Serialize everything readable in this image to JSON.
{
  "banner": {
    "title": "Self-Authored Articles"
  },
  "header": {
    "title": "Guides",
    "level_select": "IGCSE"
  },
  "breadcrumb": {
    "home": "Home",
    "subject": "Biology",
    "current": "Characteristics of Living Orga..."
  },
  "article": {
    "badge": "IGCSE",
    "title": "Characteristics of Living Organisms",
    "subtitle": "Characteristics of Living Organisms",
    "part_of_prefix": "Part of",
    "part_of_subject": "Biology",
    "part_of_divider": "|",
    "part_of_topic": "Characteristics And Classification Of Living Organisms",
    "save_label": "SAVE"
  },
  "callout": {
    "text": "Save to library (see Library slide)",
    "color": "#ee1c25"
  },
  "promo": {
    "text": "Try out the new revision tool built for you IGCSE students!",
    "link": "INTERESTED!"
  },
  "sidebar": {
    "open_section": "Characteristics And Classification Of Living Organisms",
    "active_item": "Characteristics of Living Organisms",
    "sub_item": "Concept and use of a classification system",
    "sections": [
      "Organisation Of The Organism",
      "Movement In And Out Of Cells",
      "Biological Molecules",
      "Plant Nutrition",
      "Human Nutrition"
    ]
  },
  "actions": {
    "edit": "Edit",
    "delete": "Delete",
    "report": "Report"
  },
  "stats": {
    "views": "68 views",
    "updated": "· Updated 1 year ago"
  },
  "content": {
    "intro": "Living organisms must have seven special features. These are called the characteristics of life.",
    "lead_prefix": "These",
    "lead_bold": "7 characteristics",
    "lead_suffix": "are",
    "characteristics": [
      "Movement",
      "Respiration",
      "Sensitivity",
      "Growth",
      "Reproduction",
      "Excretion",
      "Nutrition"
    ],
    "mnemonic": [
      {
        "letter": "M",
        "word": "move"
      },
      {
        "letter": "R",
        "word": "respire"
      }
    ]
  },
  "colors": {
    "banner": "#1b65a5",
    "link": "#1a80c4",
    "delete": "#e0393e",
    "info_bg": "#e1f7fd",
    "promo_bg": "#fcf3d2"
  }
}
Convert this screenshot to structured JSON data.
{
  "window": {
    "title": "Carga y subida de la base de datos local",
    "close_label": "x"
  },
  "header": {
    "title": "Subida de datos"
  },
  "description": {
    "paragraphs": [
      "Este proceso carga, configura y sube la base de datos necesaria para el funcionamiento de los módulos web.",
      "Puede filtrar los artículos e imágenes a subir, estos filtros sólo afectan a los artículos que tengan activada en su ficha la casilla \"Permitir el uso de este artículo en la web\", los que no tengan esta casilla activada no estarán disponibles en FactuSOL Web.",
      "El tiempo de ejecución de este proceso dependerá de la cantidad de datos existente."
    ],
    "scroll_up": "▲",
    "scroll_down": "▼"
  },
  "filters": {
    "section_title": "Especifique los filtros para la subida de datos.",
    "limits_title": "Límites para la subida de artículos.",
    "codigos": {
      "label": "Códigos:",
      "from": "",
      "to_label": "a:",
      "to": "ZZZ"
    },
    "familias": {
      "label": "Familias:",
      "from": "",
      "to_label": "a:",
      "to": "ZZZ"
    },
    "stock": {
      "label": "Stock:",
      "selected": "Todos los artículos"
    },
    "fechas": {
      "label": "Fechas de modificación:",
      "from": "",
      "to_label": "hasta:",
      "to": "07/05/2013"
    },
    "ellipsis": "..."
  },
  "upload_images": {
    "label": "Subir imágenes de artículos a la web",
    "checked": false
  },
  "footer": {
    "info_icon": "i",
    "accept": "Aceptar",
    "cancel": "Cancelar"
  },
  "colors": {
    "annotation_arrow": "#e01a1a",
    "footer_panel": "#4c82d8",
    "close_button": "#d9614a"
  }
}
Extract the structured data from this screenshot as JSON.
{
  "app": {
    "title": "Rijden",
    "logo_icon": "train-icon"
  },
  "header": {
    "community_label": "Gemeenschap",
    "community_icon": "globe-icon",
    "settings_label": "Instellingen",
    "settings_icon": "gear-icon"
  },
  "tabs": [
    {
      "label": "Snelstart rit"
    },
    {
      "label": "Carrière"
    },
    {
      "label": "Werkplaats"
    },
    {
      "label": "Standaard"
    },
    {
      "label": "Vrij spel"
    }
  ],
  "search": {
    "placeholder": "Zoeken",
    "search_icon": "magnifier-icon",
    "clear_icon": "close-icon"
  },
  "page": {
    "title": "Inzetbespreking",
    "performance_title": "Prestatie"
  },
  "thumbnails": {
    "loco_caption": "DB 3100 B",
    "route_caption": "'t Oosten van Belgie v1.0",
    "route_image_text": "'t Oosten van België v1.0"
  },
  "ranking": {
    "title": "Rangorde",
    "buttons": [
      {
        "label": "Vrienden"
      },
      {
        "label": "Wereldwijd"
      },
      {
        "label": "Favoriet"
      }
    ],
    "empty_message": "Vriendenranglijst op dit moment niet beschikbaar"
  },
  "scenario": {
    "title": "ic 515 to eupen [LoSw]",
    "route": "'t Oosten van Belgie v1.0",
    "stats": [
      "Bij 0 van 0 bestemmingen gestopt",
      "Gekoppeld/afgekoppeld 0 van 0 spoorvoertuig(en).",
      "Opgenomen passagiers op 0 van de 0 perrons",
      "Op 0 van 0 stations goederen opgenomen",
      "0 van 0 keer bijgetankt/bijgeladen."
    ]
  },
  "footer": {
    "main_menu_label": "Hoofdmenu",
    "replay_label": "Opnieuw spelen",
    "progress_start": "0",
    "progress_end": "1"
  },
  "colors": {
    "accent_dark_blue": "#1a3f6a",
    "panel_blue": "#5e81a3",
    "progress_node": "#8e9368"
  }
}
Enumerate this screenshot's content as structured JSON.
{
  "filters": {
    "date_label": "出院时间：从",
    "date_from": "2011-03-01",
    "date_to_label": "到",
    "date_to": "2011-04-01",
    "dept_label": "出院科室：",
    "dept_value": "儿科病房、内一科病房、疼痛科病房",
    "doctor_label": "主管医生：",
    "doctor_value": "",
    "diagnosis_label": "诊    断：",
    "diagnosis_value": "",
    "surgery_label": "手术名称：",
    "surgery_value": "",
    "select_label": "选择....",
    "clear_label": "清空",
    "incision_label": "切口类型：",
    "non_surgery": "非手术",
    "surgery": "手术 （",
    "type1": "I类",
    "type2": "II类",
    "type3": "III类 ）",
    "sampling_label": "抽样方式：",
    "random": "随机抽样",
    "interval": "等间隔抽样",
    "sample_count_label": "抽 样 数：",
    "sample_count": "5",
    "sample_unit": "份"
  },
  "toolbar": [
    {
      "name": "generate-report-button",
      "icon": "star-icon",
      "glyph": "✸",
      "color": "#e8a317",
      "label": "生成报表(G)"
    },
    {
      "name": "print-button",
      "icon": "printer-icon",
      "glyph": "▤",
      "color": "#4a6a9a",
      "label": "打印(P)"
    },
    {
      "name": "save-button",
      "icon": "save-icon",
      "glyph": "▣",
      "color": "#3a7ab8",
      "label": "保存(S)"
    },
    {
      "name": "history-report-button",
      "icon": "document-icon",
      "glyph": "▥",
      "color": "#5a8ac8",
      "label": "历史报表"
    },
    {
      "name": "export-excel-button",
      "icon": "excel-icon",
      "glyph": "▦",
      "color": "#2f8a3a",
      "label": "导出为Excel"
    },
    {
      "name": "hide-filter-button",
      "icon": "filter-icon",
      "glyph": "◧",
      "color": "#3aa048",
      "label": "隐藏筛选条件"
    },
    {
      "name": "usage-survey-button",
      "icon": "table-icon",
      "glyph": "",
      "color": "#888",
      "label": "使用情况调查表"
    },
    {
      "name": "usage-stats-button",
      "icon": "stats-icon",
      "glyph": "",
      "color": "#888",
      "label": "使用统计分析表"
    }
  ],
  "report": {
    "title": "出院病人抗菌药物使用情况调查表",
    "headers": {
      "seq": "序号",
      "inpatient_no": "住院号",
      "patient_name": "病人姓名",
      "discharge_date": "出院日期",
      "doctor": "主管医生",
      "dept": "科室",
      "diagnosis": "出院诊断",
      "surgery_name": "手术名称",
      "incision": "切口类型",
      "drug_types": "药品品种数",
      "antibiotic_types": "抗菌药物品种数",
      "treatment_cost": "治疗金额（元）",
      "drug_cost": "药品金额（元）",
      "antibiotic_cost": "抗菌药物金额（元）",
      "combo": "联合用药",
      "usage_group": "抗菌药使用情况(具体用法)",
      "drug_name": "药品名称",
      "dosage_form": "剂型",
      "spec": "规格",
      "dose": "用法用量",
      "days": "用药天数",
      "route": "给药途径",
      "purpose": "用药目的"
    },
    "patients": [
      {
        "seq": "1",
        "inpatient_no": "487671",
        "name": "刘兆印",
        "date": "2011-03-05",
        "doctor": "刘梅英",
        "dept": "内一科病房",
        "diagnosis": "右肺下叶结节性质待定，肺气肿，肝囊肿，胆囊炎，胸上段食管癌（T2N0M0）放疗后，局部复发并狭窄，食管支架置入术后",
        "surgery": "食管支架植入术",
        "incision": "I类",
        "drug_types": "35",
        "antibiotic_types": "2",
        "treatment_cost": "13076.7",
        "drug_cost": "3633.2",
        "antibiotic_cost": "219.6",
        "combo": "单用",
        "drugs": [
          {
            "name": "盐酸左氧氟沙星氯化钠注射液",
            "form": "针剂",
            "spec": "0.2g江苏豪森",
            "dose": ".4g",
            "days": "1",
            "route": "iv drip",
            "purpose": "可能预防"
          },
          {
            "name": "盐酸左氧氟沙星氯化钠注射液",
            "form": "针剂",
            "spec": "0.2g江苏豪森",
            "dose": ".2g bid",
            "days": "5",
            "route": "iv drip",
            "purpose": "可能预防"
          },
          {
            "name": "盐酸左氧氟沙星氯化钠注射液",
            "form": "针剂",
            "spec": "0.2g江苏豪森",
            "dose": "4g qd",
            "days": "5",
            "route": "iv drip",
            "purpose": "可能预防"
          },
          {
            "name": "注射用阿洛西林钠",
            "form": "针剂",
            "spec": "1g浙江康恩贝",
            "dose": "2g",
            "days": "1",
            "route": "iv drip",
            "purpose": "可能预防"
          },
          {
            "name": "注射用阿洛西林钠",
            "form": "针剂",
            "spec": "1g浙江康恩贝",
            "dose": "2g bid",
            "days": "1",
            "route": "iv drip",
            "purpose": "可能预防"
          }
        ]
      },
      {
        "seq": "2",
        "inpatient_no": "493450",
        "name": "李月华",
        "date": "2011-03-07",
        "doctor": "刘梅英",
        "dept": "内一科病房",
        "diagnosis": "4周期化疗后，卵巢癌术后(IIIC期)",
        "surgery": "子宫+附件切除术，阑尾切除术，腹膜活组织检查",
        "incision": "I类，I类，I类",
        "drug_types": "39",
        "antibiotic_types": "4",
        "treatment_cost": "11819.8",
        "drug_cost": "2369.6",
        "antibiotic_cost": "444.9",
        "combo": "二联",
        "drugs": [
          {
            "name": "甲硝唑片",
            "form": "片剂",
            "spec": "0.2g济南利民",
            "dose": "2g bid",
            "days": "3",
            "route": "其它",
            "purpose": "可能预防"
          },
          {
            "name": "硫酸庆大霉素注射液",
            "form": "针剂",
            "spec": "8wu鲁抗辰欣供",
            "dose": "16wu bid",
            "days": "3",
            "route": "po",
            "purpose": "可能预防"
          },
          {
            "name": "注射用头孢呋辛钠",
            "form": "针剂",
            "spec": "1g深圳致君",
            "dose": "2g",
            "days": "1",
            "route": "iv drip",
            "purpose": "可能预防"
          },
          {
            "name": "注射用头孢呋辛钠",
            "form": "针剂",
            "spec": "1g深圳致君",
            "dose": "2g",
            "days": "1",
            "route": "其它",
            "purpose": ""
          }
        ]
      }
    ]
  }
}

━━━━━━━━━━━━━━━━━━━━

▸ Exercise brief: Find the word "Movement" in the records, and report each line that has it.

▸ Written answer:
      "Movement In And Out Of Cells",
      "Movement",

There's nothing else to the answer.